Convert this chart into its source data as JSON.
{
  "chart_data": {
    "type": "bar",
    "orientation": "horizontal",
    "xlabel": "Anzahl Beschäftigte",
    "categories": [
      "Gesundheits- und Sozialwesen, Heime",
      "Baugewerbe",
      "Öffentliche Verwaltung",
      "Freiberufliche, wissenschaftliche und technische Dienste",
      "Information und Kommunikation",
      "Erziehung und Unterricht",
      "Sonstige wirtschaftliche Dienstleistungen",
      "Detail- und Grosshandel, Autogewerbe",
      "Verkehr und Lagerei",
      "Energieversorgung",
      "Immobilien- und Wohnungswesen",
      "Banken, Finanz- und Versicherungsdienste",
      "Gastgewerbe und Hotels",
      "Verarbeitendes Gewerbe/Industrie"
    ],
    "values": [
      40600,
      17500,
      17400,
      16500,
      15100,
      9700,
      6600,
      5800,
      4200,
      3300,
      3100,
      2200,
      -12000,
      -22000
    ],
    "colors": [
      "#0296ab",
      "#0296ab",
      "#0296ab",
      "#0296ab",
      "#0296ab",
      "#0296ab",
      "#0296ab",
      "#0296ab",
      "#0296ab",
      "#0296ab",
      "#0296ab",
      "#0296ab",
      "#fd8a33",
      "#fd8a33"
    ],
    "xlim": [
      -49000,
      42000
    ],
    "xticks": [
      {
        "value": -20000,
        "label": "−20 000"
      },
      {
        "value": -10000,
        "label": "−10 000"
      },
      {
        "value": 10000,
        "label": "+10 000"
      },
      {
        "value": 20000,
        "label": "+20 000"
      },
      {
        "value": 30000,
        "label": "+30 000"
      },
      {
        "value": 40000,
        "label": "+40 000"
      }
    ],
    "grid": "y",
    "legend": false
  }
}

::::::::::

Set task: Reproduce all of the entries word for word.

Correct answer:
Convert this chart into its source data as JSON.
{
  "chart_data": {
    "type": "bar",
    "orientation": "horizontal",
    "xlabel": "Anzahl Beschäftigte",
    "categories": [
      "Gesundheits- und Sozialwesen, Heime",
      "Baugewerbe",
      "Öffentliche Verwaltung",
      "Freiberufliche, wissenschaftliche und technische Dienste",
      "Information und Kommunikation",
      "Erziehung und Unterricht",
      "Sonstige wirtschaftliche Dienstleistungen",
      "Detail- und Grosshandel, Autogewerbe",
      "Verkehr und Lagerei",
      "Energieversorgung",
      "Immobilien- und Wohnungswesen",
      "Banken, Finanz- und Versicherungsdienste",
      "Gastgewerbe und Hotels",
      "Verarbeitendes Gewerbe/Industrie"
    ],
    "values": [
      40600,
      17500,
      17400,
      16500,
      15100,
      9700,
      6600,
      5800,
      4200,
      3300,
      3100,
      2200,
      -12000,
      -22000
    ],
    "colors": [
      "#0296ab",
      "#0296ab",
      "#0296ab",
      "#0296ab",
      "#0296ab",
      "#0296ab",
      "#0296ab",
      "#0296ab",
      "#0296ab",
      "#0296ab",
      "#0296ab",
      "#0296ab",
      "#fd8a33",
      "#fd8a33"
    ],
    "xlim": [
      -49000,
      42000
    ],
    "xticks": [
      {
        "value": -20000,
        "label": "−20 000"
      },
      {
        "value": -10000,
        "label": "−10 000"
      },
      {
        "value": 10000,
        "label": "+10 000"
      },
      {
        "value": 20000,
        "label": "+20 000"
      },
      {
        "value": 30000,
        "label": "+30 000"
      },
      {
        "value": 40000,
        "label": "+40 000"
      }
    ],
    "grid": "y",
    "legend": false
  }
}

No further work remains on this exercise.